— Start Records shown —

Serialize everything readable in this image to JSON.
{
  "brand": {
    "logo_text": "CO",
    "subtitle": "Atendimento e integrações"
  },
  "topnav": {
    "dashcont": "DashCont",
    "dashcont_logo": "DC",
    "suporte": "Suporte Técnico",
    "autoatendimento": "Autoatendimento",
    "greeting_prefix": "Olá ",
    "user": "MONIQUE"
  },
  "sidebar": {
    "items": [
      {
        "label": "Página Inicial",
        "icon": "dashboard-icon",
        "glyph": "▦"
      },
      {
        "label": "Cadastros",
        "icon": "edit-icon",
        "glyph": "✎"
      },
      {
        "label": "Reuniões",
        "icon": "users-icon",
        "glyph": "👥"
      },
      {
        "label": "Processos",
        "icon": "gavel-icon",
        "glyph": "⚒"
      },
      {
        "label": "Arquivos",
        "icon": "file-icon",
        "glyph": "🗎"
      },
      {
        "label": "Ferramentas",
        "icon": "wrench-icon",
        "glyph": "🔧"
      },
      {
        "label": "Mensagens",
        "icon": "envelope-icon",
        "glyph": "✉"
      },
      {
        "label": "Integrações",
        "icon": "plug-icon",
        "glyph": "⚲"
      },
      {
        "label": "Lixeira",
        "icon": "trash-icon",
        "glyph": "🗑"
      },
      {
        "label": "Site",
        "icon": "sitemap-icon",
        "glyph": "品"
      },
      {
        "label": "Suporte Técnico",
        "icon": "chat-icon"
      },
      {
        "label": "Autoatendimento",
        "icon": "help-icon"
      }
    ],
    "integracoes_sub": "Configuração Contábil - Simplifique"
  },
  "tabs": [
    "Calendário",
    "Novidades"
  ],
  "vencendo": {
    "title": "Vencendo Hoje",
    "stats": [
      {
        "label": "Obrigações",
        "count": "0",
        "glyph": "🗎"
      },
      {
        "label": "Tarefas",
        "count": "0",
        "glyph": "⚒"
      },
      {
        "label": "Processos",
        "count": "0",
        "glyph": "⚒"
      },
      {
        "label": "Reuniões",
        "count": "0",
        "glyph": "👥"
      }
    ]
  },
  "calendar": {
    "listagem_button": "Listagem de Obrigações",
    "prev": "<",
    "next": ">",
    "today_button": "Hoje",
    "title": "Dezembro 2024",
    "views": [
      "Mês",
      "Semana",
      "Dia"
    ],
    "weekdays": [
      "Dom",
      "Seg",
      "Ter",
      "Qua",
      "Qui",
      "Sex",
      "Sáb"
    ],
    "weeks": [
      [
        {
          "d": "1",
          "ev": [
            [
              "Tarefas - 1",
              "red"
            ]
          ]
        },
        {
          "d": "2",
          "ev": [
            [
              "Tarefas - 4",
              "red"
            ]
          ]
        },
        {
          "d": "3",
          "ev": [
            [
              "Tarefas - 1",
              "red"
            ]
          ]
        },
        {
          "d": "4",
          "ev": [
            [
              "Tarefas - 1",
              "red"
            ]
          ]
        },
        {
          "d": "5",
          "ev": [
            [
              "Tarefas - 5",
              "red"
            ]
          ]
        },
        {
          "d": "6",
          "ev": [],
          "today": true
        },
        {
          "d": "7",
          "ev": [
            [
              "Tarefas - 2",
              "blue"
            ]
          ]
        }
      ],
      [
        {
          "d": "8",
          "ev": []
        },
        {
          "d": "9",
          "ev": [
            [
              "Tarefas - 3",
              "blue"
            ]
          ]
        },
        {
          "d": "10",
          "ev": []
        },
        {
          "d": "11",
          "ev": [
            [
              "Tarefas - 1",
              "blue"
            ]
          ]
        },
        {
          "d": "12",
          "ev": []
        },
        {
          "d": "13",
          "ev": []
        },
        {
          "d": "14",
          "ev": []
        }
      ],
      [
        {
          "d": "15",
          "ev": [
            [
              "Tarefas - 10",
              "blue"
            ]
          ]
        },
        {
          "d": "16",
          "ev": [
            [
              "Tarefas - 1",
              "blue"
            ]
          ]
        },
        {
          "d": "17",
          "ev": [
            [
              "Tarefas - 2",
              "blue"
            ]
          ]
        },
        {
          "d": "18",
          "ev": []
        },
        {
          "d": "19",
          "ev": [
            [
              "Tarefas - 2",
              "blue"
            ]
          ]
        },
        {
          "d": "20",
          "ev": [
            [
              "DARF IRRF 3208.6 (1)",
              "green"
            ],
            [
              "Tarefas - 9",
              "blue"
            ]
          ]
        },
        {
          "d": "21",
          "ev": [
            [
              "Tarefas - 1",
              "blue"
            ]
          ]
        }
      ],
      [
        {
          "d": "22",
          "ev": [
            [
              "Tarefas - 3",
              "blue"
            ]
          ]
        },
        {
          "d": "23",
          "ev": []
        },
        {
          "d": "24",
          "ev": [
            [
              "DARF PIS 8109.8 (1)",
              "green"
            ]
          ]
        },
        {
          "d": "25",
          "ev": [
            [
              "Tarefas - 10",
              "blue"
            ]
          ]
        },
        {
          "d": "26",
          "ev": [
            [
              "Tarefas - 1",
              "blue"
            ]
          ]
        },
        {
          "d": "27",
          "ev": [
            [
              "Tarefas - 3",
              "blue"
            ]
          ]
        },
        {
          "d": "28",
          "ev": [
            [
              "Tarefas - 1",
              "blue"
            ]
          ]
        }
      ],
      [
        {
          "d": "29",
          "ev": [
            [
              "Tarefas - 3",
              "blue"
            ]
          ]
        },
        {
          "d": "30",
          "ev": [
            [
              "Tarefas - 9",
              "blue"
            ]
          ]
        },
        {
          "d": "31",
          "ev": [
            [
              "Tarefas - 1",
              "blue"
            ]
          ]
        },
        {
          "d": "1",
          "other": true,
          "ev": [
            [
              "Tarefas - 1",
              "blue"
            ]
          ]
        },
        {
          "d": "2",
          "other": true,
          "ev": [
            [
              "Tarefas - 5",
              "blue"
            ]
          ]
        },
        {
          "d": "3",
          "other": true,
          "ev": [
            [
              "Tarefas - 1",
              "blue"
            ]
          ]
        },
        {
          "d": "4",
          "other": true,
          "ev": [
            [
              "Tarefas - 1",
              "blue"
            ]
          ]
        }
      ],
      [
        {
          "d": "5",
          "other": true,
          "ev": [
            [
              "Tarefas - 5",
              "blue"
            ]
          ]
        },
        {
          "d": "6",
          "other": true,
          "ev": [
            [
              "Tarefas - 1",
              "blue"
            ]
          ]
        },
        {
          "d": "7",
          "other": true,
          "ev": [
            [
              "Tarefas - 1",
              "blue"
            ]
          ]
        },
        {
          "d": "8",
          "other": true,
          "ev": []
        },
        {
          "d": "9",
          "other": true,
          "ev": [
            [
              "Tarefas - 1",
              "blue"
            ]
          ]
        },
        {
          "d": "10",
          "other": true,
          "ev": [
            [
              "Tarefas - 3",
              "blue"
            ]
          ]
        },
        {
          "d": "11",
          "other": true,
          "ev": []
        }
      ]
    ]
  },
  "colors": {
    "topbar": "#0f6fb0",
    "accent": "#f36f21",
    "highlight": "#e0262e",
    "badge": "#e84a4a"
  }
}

— End Records shown —

## Task details
Collect every line with the string "Técnico" from the records, and copy each.

## Solution to this problem
    "suporte": "Suporte Técnico",
        "label": "Suporte Técnico",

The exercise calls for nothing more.